STATED TASK:
Extract all lines that hold "ylabel" from the records below.

EXERCISE MATERIAL:
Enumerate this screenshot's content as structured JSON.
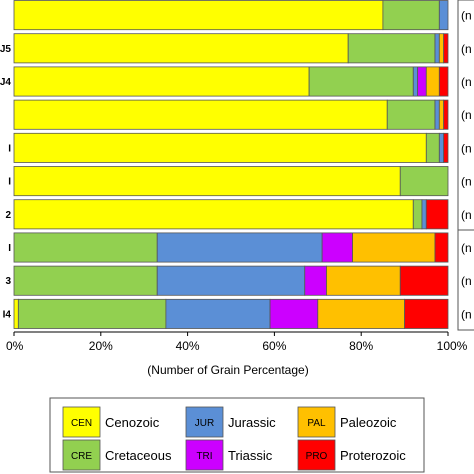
{
  "chart_data": {
    "type": "bar",
    "orientation": "horizontal",
    "stacked": true,
    "categories": [
      "",
      "J5",
      "J4",
      "",
      "I",
      "I",
      "2",
      "I",
      "3",
      "I4"
    ],
    "series": [
      {
        "name": "Cenozoic",
        "code": "CEN",
        "color": "#ffff00",
        "values": [
          85,
          77,
          68,
          86,
          95,
          89,
          92,
          0,
          0,
          1
        ]
      },
      {
        "name": "Cretaceous",
        "code": "CRE",
        "color": "#92d050",
        "values": [
          13,
          20,
          24,
          11,
          3,
          11,
          2,
          33,
          33,
          34
        ]
      },
      {
        "name": "Jurassic",
        "code": "JUR",
        "color": "#5b8fd6",
        "values": [
          2,
          1,
          1,
          1,
          1,
          0,
          1,
          38,
          34,
          24
        ]
      },
      {
        "name": "Triassic",
        "code": "TRI",
        "color": "#cc00ff",
        "values": [
          0,
          0,
          2,
          0,
          0,
          0,
          0,
          7,
          5,
          11
        ]
      },
      {
        "name": "Paleozoic",
        "code": "PAL",
        "color": "#ffc000",
        "values": [
          0,
          1,
          3,
          1,
          0,
          0,
          0,
          19,
          17,
          20
        ]
      },
      {
        "name": "Proterozoic",
        "code": "PRO",
        "color": "#ff0000",
        "values": [
          0,
          1,
          2,
          1,
          1,
          0,
          5,
          3,
          11,
          10
        ]
      }
    ],
    "xlabel": "(Number of Grain Percentage)",
    "xlim": [
      0,
      100
    ],
    "xticks": [
      "0%",
      "20%",
      "40%",
      "60%",
      "80%",
      "100%"
    ],
    "side_labels": [
      "(n",
      "(n",
      "(n",
      "(n",
      "(n",
      "(n",
      "(n",
      "(n",
      "(n",
      "(n"
    ],
    "legend": {
      "placement": "bottom",
      "columns": 3
    }
  }
}
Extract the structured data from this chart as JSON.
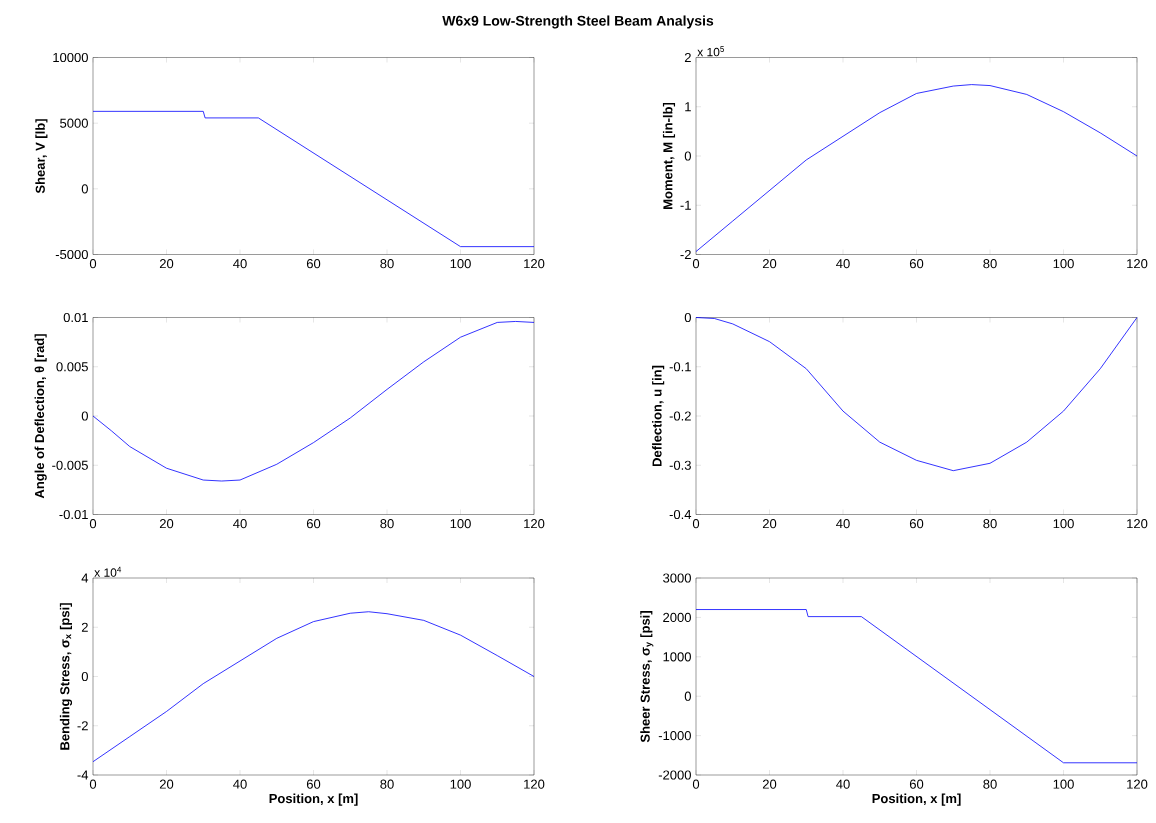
{
  "chart_data": [
    {
      "type": "line",
      "title": "W6x9 Low-Strength Steel Beam Analysis",
      "ylabel": "Shear, V [lb]",
      "xlim": [
        0,
        120
      ],
      "xticks": [
        0,
        20,
        40,
        60,
        80,
        100,
        120
      ],
      "ylim": [
        -5000,
        10000
      ],
      "yticks": [
        -5000,
        0,
        5000,
        10000
      ],
      "series": [
        {
          "color": "#0000ff",
          "x": [
            0,
            30,
            30.5,
            45,
            100,
            120
          ],
          "values": [
            5900,
            5900,
            5400,
            5400,
            -4400,
            -4400
          ]
        }
      ]
    },
    {
      "type": "line",
      "ylabel": "Moment, M [in-lb]",
      "annotations": [
        "x 10$^{5}$"
      ],
      "xlim": [
        0,
        120
      ],
      "xticks": [
        0,
        20,
        40,
        60,
        80,
        100,
        120
      ],
      "ylim": [
        -2,
        2
      ],
      "yticks": [
        -2,
        -1,
        0,
        1,
        2
      ],
      "series": [
        {
          "color": "#0000ff",
          "x": [
            0,
            10,
            20,
            30,
            40,
            50,
            60,
            70,
            75,
            80,
            90,
            100,
            110,
            120
          ],
          "values": [
            -1.94,
            -1.32,
            -0.7,
            -0.08,
            0.4,
            0.88,
            1.27,
            1.42,
            1.45,
            1.43,
            1.25,
            0.9,
            0.47,
            0
          ]
        }
      ]
    },
    {
      "type": "line",
      "ylabel": "Angle of Deflection,  θ [rad]",
      "xlim": [
        0,
        120
      ],
      "xticks": [
        0,
        20,
        40,
        60,
        80,
        100,
        120
      ],
      "ylim": [
        -0.01,
        0.01
      ],
      "yticks": [
        -0.01,
        -0.005,
        0,
        0.005,
        0.01
      ],
      "series": [
        {
          "color": "#0000ff",
          "x": [
            0,
            5,
            10,
            20,
            30,
            35,
            40,
            50,
            60,
            70,
            80,
            90,
            100,
            110,
            115,
            120
          ],
          "values": [
            0,
            -0.0015,
            -0.0031,
            -0.0053,
            -0.0065,
            -0.0066,
            -0.0065,
            -0.0049,
            -0.0027,
            -0.0002,
            0.0027,
            0.0055,
            0.008,
            0.0095,
            0.0096,
            0.0095
          ]
        }
      ]
    },
    {
      "type": "line",
      "ylabel": "Deflection, u [in]",
      "xlim": [
        0,
        120
      ],
      "xticks": [
        0,
        20,
        40,
        60,
        80,
        100,
        120
      ],
      "ylim": [
        -0.4,
        0
      ],
      "yticks": [
        -0.4,
        -0.3,
        -0.2,
        -0.1,
        0
      ],
      "series": [
        {
          "color": "#0000ff",
          "x": [
            0,
            5,
            10,
            20,
            30,
            40,
            50,
            60,
            70,
            80,
            90,
            100,
            110,
            120
          ],
          "values": [
            0,
            -0.002,
            -0.013,
            -0.049,
            -0.104,
            -0.19,
            -0.253,
            -0.29,
            -0.311,
            -0.296,
            -0.253,
            -0.19,
            -0.104,
            0
          ]
        }
      ]
    },
    {
      "type": "line",
      "xlabel": "Position, x [m]",
      "ylabel": "Bending Stress, σ$_{x}$ [psi]",
      "annotations": [
        "x 10$^{4}$"
      ],
      "xlim": [
        0,
        120
      ],
      "xticks": [
        0,
        20,
        40,
        60,
        80,
        100,
        120
      ],
      "ylim": [
        -4,
        4
      ],
      "yticks": [
        -4,
        -2,
        0,
        2,
        4
      ],
      "series": [
        {
          "color": "#0000ff",
          "x": [
            0,
            10,
            20,
            30,
            40,
            50,
            60,
            70,
            75,
            80,
            90,
            100,
            110,
            120
          ],
          "values": [
            -3.46,
            -2.44,
            -1.42,
            -0.29,
            0.63,
            1.55,
            2.23,
            2.57,
            2.63,
            2.55,
            2.28,
            1.68,
            0.85,
            0
          ]
        }
      ]
    },
    {
      "type": "line",
      "xlabel": "Position, x [m]",
      "ylabel": "Sheer Stress, σ$_{y}$ [psi]",
      "xlim": [
        0,
        120
      ],
      "xticks": [
        0,
        20,
        40,
        60,
        80,
        100,
        120
      ],
      "ylim": [
        -2000,
        3000
      ],
      "yticks": [
        -2000,
        -1000,
        0,
        1000,
        2000,
        3000
      ],
      "series": [
        {
          "color": "#0000ff",
          "x": [
            0,
            30,
            30.5,
            45,
            100,
            120
          ],
          "values": [
            2200,
            2200,
            2020,
            2020,
            -1690,
            -1690
          ]
        }
      ]
    }
  ]
}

EXERCISE OUTPUT:
      "ylabel": "Shear, V [lb]",
      "ylabel": "Moment, M [in-lb]",
      "ylabel": "Angle of Deflection,  θ [rad]",
      "ylabel": "Deflection, u [in]",
      "ylabel": "Bending Stress, σ$_{x}$ [psi]",
      "ylabel": "Sheer Stress, σ$_{y}$ [psi]",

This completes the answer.